- _Directive_
In the entries that follow, find the word "ЗНАЮ" and report each line it is on.

- _Figure record extracts_
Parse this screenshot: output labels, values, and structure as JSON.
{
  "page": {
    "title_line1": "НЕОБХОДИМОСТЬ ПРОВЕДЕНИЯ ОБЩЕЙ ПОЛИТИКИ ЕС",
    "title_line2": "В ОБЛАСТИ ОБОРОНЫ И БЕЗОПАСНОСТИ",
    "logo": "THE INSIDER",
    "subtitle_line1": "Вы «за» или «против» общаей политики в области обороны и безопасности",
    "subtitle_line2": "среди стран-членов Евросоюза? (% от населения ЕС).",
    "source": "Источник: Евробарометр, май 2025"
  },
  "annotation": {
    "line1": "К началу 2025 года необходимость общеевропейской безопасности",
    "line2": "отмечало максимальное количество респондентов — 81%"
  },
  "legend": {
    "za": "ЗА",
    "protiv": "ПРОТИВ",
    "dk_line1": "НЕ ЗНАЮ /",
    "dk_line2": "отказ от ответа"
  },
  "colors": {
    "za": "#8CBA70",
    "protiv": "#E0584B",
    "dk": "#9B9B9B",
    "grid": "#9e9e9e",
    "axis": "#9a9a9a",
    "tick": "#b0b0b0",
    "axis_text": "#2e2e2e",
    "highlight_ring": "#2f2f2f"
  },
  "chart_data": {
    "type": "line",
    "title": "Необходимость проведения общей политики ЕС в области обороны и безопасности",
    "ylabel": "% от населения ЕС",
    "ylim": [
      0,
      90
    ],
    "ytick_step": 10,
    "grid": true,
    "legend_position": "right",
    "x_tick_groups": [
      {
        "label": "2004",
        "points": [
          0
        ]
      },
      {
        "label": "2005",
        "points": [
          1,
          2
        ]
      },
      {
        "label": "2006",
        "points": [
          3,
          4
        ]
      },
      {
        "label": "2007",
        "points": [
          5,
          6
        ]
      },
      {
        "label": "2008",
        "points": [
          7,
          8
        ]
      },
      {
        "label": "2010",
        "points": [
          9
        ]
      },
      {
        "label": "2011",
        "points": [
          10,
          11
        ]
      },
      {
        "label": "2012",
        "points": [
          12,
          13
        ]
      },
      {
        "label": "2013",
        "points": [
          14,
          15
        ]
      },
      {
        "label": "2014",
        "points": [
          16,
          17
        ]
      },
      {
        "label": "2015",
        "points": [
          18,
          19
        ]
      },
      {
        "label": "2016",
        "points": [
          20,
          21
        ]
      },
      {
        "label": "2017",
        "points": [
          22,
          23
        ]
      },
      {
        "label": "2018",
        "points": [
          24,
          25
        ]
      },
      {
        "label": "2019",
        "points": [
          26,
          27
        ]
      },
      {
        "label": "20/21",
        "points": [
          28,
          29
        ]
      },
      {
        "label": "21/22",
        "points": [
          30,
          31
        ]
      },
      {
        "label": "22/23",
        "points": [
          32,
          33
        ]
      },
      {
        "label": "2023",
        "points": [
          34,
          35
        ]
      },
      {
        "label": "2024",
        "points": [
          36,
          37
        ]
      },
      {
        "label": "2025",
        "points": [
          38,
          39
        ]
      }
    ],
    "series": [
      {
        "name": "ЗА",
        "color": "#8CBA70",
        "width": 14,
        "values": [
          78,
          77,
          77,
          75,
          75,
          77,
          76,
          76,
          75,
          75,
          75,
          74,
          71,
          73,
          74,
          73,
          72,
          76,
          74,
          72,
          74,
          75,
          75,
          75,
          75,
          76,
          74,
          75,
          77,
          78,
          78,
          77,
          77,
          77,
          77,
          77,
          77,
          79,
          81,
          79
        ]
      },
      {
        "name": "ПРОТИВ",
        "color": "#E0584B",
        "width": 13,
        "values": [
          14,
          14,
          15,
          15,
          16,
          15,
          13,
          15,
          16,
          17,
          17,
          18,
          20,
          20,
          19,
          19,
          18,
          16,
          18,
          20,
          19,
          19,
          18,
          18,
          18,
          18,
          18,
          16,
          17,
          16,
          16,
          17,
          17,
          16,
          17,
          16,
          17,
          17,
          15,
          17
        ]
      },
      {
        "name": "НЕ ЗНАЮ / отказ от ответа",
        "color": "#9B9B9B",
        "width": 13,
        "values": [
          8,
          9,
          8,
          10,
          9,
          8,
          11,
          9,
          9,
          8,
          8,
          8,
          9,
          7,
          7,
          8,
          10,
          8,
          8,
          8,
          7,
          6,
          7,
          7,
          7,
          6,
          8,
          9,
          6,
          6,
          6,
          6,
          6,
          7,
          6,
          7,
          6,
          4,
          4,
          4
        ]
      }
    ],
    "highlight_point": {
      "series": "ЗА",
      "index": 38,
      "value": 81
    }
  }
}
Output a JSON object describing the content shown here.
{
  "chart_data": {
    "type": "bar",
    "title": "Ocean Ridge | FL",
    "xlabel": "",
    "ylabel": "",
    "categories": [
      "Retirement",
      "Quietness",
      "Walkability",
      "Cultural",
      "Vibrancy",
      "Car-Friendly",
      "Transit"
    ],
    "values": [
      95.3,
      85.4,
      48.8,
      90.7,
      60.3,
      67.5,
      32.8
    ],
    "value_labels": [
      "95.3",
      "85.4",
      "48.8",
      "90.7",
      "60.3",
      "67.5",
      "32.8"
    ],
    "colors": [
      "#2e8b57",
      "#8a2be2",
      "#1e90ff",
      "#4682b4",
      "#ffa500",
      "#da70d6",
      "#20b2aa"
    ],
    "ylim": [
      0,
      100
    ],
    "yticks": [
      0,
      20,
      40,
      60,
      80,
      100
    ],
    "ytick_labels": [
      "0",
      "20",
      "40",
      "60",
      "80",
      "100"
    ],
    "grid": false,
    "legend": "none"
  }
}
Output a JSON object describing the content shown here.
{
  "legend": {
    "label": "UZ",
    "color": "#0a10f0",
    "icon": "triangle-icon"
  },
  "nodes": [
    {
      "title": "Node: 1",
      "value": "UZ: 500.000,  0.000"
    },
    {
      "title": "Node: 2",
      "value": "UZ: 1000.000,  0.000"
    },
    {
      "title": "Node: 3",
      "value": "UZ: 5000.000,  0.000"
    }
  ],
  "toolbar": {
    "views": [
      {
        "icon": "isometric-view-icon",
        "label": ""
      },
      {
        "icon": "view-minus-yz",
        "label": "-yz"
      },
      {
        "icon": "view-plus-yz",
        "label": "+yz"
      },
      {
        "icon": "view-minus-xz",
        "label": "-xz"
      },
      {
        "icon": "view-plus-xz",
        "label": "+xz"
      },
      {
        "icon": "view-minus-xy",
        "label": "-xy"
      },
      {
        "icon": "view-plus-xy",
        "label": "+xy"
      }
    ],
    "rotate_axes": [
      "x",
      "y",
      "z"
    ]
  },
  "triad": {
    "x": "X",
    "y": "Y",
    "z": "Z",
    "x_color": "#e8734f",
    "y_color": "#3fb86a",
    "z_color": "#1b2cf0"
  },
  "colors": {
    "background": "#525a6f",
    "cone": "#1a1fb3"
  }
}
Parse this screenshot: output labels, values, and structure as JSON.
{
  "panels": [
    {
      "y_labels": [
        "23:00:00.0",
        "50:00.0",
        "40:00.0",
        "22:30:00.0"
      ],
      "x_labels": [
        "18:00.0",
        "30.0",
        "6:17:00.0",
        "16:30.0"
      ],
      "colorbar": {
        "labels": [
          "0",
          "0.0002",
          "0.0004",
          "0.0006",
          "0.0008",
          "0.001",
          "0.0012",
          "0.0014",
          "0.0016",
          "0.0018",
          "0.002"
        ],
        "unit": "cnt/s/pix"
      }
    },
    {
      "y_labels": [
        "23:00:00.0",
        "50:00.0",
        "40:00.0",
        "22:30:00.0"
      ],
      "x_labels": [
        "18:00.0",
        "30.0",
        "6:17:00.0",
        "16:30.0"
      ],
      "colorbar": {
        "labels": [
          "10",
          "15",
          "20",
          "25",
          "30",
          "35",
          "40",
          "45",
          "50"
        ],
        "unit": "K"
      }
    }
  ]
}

- _Task result_
    "dk_line1": "НЕ ЗНАЮ /",
        "name": "НЕ ЗНАЮ / отказ от ответа",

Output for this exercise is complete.